Problem to work on:
Without the images, output each record below as it stands.

━━━ Records supplied ━━━

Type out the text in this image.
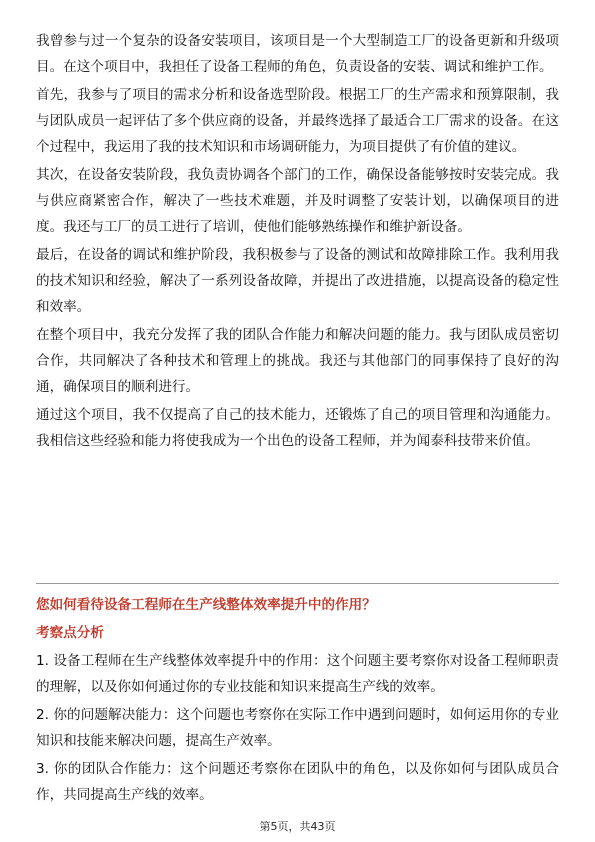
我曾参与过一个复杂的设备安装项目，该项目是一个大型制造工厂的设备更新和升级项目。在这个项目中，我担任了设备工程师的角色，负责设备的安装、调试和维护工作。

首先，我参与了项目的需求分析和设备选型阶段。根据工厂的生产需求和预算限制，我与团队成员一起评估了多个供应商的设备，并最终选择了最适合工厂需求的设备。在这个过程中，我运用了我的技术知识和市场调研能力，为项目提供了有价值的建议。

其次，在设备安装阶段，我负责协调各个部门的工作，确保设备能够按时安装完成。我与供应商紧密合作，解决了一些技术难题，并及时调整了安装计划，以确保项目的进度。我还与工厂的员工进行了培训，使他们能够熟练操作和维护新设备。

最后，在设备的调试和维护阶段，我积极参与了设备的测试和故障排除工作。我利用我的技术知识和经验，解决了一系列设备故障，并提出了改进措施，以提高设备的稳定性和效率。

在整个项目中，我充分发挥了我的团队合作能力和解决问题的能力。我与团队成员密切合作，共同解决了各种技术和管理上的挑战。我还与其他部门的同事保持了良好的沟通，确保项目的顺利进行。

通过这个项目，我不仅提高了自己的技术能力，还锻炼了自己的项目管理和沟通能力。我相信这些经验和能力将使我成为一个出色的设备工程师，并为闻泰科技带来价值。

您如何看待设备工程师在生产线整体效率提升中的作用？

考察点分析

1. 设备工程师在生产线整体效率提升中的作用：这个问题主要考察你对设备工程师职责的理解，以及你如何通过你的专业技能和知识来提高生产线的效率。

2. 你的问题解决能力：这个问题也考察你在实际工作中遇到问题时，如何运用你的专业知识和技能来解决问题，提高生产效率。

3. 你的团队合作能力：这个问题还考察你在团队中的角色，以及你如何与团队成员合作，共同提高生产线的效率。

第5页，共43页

━━━

Complete output:
Type out the text in this image.
我曾参与过一个复杂的设备安装项目，该项目是一个大型制造工厂的设备更新和升级项目。在这个项目中，我担任了设备工程师的角色，负责设备的安装、调试和维护工作。

首先，我参与了项目的需求分析和设备选型阶段。根据工厂的生产需求和预算限制，我与团队成员一起评估了多个供应商的设备，并最终选择了最适合工厂需求的设备。在这个过程中，我运用了我的技术知识和市场调研能力，为项目提供了有价值的建议。

其次，在设备安装阶段，我负责协调各个部门的工作，确保设备能够按时安装完成。我与供应商紧密合作，解决了一些技术难题，并及时调整了安装计划，以确保项目的进度。我还与工厂的员工进行了培训，使他们能够熟练操作和维护新设备。

最后，在设备的调试和维护阶段，我积极参与了设备的测试和故障排除工作。我利用我的技术知识和经验，解决了一系列设备故障，并提出了改进措施，以提高设备的稳定性和效率。

在整个项目中，我充分发挥了我的团队合作能力和解决问题的能力。我与团队成员密切合作，共同解决了各种技术和管理上的挑战。我还与其他部门的同事保持了良好的沟通，确保项目的顺利进行。

通过这个项目，我不仅提高了自己的技术能力，还锻炼了自己的项目管理和沟通能力。我相信这些经验和能力将使我成为一个出色的设备工程师，并为闻泰科技带来价值。

您如何看待设备工程师在生产线整体效率提升中的作用？

考察点分析

1. 设备工程师在生产线整体效率提升中的作用：这个问题主要考察你对设备工程师职责的理解，以及你如何通过你的专业技能和知识来提高生产线的效率。

2. 你的问题解决能力：这个问题也考察你在实际工作中遇到问题时，如何运用你的专业知识和技能来解决问题，提高生产效率。

3. 你的团队合作能力：这个问题还考察你在团队中的角色，以及你如何与团队成员合作，共同提高生产线的效率。

第5页，共43页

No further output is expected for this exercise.